>> START Dataset excerpts
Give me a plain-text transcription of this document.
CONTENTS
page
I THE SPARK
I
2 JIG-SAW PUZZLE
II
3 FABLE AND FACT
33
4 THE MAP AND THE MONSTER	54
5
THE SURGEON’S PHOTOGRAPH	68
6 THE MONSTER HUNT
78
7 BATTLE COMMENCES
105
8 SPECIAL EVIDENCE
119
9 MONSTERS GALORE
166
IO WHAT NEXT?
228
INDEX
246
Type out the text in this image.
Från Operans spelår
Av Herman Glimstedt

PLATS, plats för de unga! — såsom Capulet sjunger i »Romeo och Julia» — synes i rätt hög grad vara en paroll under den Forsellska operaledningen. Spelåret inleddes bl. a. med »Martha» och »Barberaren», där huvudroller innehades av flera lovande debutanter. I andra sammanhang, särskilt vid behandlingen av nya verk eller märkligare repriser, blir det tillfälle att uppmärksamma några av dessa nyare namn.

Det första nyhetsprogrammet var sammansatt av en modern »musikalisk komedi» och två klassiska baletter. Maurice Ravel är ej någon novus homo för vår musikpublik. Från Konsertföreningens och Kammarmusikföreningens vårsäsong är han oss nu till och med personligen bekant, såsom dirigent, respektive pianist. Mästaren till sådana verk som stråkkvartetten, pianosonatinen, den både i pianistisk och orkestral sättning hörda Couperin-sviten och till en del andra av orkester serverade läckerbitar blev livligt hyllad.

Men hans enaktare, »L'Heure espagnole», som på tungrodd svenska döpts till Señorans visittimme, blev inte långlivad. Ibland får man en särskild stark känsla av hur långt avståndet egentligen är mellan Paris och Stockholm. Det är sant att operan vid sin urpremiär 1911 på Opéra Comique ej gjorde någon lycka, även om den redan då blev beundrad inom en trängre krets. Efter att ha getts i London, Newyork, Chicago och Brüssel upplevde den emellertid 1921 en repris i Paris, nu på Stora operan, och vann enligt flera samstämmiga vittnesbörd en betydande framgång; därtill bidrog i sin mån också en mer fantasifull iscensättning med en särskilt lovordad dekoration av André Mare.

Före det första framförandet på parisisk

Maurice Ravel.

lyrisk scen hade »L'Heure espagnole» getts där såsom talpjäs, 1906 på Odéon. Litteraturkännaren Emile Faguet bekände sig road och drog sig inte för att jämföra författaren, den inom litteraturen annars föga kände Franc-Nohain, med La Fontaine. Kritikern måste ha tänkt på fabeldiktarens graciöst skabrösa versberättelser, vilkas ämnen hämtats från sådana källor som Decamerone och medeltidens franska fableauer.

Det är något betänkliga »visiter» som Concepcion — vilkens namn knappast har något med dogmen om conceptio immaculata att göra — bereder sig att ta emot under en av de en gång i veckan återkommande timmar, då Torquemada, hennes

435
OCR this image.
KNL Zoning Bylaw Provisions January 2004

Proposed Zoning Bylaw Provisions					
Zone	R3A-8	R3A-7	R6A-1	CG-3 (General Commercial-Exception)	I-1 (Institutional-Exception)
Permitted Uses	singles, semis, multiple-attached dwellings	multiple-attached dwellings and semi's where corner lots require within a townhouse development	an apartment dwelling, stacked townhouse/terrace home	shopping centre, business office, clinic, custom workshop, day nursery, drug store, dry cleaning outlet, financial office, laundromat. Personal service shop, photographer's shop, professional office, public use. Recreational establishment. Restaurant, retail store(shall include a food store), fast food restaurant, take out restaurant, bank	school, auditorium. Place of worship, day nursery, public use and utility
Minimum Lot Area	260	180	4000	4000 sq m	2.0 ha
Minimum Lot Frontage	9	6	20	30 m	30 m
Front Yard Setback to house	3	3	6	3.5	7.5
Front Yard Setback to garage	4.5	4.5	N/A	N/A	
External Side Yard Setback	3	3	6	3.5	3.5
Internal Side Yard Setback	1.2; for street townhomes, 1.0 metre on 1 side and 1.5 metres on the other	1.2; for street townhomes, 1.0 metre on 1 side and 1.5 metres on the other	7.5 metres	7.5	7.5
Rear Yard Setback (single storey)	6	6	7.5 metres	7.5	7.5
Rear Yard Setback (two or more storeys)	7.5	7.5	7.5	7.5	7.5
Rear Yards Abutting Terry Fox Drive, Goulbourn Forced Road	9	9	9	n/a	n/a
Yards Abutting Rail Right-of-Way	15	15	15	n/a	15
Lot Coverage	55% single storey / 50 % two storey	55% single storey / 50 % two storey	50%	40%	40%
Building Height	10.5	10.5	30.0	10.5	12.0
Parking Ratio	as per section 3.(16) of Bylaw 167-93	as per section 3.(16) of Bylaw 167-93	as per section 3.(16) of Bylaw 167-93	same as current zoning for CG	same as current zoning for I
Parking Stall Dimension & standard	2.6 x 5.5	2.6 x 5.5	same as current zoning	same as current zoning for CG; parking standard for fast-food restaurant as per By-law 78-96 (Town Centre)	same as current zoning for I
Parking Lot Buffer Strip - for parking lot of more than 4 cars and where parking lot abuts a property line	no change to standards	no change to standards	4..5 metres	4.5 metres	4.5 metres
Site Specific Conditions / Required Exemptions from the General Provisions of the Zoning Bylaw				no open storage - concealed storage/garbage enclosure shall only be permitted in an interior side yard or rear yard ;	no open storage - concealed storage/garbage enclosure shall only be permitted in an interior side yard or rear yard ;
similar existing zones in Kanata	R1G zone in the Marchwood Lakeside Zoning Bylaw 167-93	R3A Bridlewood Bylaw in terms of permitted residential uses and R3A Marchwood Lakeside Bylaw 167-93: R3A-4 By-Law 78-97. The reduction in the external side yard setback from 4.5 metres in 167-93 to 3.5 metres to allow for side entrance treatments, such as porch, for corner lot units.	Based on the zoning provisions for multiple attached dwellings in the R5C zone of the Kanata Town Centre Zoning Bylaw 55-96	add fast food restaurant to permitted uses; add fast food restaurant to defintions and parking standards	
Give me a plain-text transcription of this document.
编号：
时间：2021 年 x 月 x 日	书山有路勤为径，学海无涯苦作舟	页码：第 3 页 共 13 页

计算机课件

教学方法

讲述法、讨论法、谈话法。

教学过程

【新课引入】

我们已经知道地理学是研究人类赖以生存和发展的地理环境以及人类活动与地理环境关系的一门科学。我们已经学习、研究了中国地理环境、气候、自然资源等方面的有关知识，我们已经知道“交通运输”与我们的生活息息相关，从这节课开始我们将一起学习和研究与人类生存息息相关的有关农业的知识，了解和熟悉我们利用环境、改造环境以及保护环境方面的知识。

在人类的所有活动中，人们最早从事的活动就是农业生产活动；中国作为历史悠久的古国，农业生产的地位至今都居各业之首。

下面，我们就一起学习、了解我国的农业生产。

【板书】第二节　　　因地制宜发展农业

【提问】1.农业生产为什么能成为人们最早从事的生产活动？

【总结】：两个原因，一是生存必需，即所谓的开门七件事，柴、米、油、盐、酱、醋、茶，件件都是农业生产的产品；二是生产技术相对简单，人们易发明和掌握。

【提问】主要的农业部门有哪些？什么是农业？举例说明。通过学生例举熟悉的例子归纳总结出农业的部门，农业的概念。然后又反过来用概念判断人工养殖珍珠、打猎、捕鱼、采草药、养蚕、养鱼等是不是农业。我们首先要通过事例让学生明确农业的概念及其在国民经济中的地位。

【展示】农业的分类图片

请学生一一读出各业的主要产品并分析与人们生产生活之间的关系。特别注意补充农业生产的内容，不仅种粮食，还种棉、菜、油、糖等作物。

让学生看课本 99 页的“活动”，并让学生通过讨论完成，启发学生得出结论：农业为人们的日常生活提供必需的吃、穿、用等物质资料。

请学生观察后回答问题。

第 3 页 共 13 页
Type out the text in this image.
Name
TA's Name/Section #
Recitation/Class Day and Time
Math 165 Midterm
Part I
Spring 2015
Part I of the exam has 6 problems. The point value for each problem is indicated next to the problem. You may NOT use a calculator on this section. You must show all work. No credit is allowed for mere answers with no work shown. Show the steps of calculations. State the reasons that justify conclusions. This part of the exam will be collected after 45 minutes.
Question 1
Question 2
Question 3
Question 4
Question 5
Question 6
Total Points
>> END Dataset excerpts
**Goal:**
Go through the records above and copy every line with the word "Question".

**Response to this task:**
Question 1
Question 2
Question 3
Question 4
Question 5
Question 6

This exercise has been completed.